STATED EXERCISE A> In the listing, edit the stretch from the line containing "38, 613, 70]" through the line containing "10, 30, 30]" so that "y-tick-label" is replaced by "y-axis-label", with everything else left unchanged.

## begin PAGE EXCERPT

For example, the transceiver unit 1201 is further configured to receive second capability information from a second terminal device, where the second capability information indicates that the second terminal device supports to determine, in a span other than a first span, whether two PDCCH candidates have a same time-frequency resource, a same scrambling sequence, a same control resource set, and a same DCI payload size. Then, the processing unit 1202 is further configured to determine second configuration information based on the second capability information, where the second configuration information includes indicating the second terminal device to monitor a PDCCH candidate based on a span, and includes configuration information of a third PDCCH candidate and a fourth PDCCH candidate, and the third PDCCH candidate and the fourth PDCCH candidate have a same time-frequency resource, a same scrambling sequence, a same control resource set, and a same DCI payload size. The third PDCCH candidate and the fourth PDCCH candidate are located in a span other than a first span in a slot, the third PDCCH candidate and the fourth PDCCH candidate are located in the same span, the third PDCCH candidate is a PDCCH for individual transmission, and the fourth PDCCH candidate is any PDCCH candidate in linked PDCCH candidates for repetition transmission.

In another embodiment, when the communication apparatus 1200 is configured to implement a function of the first terminal device in the embodiment shown in FIG. 9, the following may be specifically included.

The transceiver unit 1201 is configured to receive first configuration information from a network device, where the first configuration information includes information indicating the first terminal device to monitor a physical downlink control channel PDCCH candidate based on a span, and includes configuration information of a first PDCCH candidate and a second PDCCH candidate, and the first PDCCH candidate and the second PDCCH candidate do not meet at least one of a same time-frequency resource, a same scrambling sequence, a same control resource set, and a same downlink control information DCI payload size. The first PDCCH candidate and the second PDCCH candidate are located in a span other than a first span in a slot, the first PDCCH candidate and the second PDCCH candidate are located in the same span, the first PDCCH candidate is a PDCCH for individual transmission, and the second PDCCH candidate is any PDCCH candidate in linked PDCCH candidates for repetition transmission. The processing unit 1202 is configured to perform decoding separately on the first PDCCH candidate and the second PDCCH candidate.

In an optional implementation, before receiving the first configuration information from the network device, the transceiver unit 1201 is further configured to send first capability information to the network device, where the first capability information indicates that the first terminal device does not support to determine, in a span other than a first span, whether two PDCCH candidates have a same time-frequency resource, a same scrambling sequence, a same control resource set, and a same DCI payload size.

In another embodiment, when the communication apparatus 1200 is configured to implement a function of the second terminal device in the embodiment shown in FIG. 10, the following may be specifically included.

## end PAGE EXCERPT
## begin SOURCE DATA

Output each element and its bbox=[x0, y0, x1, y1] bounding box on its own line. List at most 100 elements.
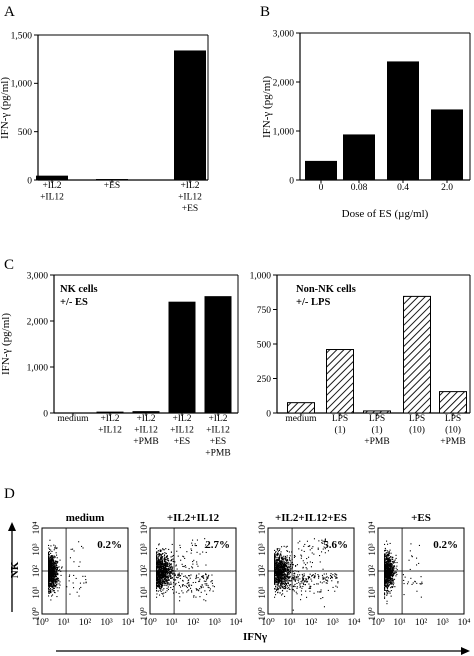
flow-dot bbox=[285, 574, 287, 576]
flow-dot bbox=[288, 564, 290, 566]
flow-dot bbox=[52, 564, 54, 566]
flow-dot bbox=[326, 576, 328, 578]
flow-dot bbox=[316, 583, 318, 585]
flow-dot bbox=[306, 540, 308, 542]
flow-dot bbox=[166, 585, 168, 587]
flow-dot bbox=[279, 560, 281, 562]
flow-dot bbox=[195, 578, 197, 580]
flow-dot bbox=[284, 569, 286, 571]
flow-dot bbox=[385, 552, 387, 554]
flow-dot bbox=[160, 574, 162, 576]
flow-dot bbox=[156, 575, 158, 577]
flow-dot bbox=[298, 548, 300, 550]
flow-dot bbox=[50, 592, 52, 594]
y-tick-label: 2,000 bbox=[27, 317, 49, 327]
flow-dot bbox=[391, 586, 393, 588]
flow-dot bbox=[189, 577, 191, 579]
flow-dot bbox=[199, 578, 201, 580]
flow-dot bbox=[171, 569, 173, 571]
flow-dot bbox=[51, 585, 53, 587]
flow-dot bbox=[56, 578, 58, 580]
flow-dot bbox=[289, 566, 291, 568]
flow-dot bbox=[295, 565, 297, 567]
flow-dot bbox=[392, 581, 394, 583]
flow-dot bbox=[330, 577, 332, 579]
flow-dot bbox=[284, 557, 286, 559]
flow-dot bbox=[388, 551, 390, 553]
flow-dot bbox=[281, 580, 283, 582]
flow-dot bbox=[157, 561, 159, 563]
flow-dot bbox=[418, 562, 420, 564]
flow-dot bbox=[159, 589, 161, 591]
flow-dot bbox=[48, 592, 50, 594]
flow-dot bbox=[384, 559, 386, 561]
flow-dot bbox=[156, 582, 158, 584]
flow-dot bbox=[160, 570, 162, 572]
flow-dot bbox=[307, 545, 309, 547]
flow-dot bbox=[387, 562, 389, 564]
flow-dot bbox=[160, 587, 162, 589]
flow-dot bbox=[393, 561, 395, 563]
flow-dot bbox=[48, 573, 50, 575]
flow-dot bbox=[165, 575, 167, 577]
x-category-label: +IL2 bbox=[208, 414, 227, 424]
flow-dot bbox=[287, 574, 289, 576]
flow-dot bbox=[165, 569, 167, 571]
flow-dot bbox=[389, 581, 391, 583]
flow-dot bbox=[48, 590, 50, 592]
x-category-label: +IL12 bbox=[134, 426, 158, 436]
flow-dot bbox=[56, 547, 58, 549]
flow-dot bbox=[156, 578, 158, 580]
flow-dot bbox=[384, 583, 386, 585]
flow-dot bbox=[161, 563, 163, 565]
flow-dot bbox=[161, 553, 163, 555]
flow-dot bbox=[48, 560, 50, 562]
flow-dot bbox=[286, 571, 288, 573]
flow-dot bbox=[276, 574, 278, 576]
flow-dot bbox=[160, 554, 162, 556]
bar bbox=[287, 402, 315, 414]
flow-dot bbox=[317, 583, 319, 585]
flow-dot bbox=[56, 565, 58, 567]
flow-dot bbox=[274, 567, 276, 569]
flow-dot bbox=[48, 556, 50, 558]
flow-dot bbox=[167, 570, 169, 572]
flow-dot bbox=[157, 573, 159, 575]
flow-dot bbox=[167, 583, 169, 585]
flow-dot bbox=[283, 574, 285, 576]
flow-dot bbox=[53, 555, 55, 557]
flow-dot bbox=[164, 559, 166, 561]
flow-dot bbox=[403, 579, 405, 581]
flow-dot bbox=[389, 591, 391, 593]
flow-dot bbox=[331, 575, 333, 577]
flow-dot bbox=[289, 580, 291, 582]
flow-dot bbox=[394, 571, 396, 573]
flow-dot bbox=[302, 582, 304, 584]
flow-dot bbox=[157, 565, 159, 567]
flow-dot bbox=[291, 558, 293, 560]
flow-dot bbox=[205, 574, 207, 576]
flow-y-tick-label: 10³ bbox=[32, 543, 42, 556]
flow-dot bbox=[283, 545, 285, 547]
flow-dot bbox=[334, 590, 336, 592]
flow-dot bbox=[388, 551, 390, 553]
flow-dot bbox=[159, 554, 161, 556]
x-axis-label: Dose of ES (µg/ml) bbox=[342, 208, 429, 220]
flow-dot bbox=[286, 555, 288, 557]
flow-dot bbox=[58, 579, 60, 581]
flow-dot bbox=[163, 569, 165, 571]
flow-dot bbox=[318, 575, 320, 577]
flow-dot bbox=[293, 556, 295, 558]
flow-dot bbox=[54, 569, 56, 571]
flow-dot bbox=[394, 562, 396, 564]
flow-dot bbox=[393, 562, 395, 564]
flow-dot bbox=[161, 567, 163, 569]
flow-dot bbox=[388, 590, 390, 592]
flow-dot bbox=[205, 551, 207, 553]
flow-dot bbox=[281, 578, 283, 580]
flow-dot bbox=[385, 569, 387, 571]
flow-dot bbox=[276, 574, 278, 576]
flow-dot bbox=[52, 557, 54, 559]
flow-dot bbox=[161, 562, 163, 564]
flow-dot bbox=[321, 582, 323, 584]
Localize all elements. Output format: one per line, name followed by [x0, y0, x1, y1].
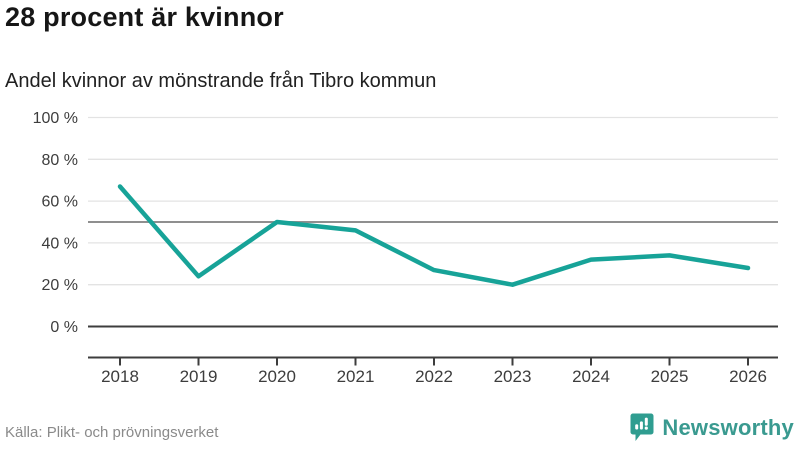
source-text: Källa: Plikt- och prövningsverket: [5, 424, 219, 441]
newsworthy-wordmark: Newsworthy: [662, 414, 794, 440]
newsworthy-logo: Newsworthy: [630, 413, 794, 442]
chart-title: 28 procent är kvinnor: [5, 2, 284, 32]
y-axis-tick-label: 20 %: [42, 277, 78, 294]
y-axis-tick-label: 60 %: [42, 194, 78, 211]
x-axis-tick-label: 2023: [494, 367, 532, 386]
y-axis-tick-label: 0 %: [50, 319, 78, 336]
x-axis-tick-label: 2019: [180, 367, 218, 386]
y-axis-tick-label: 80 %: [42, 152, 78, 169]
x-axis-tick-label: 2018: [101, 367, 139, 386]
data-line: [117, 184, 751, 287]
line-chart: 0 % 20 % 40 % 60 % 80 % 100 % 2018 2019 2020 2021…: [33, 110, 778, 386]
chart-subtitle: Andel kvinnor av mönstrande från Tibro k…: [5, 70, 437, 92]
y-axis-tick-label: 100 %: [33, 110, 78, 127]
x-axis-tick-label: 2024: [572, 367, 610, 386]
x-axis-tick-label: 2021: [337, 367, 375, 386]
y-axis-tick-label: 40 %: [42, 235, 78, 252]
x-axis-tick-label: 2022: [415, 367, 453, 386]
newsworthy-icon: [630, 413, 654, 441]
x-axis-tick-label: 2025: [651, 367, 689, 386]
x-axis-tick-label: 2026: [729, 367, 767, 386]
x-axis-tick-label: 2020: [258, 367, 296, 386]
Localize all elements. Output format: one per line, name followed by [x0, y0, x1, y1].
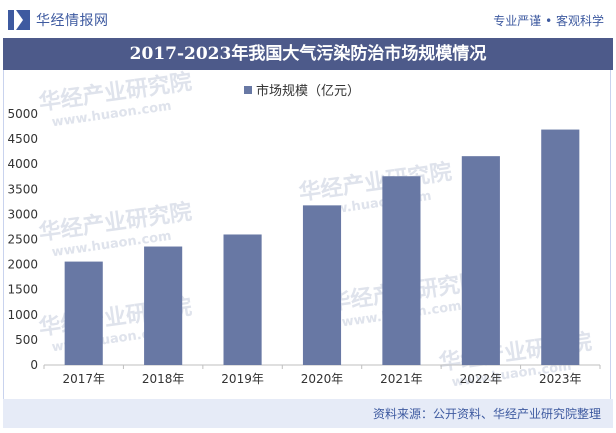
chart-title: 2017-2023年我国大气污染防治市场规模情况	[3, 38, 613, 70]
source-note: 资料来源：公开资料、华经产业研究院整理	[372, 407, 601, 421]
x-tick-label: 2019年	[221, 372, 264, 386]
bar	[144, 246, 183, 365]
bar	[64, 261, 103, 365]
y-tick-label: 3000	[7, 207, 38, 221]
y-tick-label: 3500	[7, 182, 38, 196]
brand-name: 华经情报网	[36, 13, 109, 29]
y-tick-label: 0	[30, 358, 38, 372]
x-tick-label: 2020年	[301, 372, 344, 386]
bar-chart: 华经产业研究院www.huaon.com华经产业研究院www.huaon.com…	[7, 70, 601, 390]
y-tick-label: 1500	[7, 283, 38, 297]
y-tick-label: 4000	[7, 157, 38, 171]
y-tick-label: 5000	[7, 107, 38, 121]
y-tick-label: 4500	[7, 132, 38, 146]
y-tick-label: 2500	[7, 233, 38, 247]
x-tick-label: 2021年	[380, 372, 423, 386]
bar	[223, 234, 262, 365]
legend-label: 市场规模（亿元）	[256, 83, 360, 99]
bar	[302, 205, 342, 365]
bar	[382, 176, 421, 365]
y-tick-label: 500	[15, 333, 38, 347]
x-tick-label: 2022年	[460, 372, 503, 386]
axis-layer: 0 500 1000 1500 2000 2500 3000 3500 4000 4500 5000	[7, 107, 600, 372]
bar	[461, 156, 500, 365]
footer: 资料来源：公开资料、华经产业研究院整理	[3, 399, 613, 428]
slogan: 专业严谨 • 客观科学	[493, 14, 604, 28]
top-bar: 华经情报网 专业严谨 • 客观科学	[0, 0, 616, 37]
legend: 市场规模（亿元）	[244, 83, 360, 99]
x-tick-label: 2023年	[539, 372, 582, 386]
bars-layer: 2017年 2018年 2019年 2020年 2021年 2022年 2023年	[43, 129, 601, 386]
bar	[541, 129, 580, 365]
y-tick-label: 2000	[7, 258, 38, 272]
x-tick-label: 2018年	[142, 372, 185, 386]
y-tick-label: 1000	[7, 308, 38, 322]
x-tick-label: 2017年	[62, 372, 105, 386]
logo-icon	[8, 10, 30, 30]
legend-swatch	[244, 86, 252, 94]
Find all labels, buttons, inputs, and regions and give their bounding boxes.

## end SOURCE DATA

STATED EXERCISE B>
Answer these questions about the PDCCH excerpt:
(i) In the first paragraph, what kind of transmission is the third PDCCH candidate for?
(ii) Which unit performs decoding separately on the first PDCCH candidate and the second PDCCH candidate?
(iii) In the optional implementation, what does the transceiver unit 1201 send to the network device before receiving the first configuration information?

SOLUTION A>
chart-title: 2017-2023年我国大气污染防治市场规模情况	[3, 38, 613, 70]
source-note: 资料来源：公开资料、华经产业研究院整理	[372, 407, 601, 421]
x-tick-label: 2019年	[221, 372, 264, 386]
bar	[144, 246, 183, 365]
bar	[64, 261, 103, 365]
y-axis-label: 3000	[7, 207, 38, 221]
y-axis-label: 3500	[7, 182, 38, 196]
brand-name: 华经情报网	[36, 13, 109, 29]
y-axis-label: 0	[30, 358, 38, 372]
x-tick-label: 2020年	[301, 372, 344, 386]
bar-chart: 华经产业研究院www.huaon.com华经产业研究院www.huaon.com…	[7, 70, 601, 390]
y-axis-label: 1500	[7, 283, 38, 297]
y-axis-label: 4000	[7, 157, 38, 171]
y-axis-label: 5000	[7, 107, 38, 121]
y-axis-label: 4500	[7, 132, 38, 146]
y-axis-label: 2500	[7, 233, 38, 247]
x-tick-label: 2021年	[380, 372, 423, 386]
bar	[223, 234, 262, 365]
legend-label: 市场规模（亿元）	[256, 83, 360, 99]
bar	[302, 205, 342, 365]
bar	[382, 176, 421, 365]
y-axis-label: 500	[15, 333, 38, 347]
x-tick-label: 2022年	[460, 372, 503, 386]
axis-layer: 0 500 1000 1500 2000 2500 3000 3500 4000 4500 5000	[7, 107, 600, 372]
bar	[461, 156, 500, 365]
footer: 资料来源：公开资料、华经产业研究院整理	[3, 399, 613, 428]
slogan: 专业严谨 • 客观科学	[493, 14, 604, 28]
top-bar: 华经情报网 专业严谨 • 客观科学	[0, 0, 616, 37]
legend: 市场规模（亿元）	[244, 83, 360, 99]
x-tick-label: 2023年	[539, 372, 582, 386]
bars-layer: 2017年 2018年 2019年 2020年 2021年 2022年 2023年	[43, 129, 601, 386]
bar	[541, 129, 580, 365]
y-axis-label: 2000	[7, 258, 38, 272]
x-tick-label: 2018年	[142, 372, 185, 386]
y-axis-label: 1000	[7, 308, 38, 322]
x-tick-label: 2017年	[62, 372, 105, 386]
logo-icon	[8, 10, 30, 30]

SOLUTION B>
(i) Individual transmission.
(ii) The processing unit 1202.
(iii) First capability information.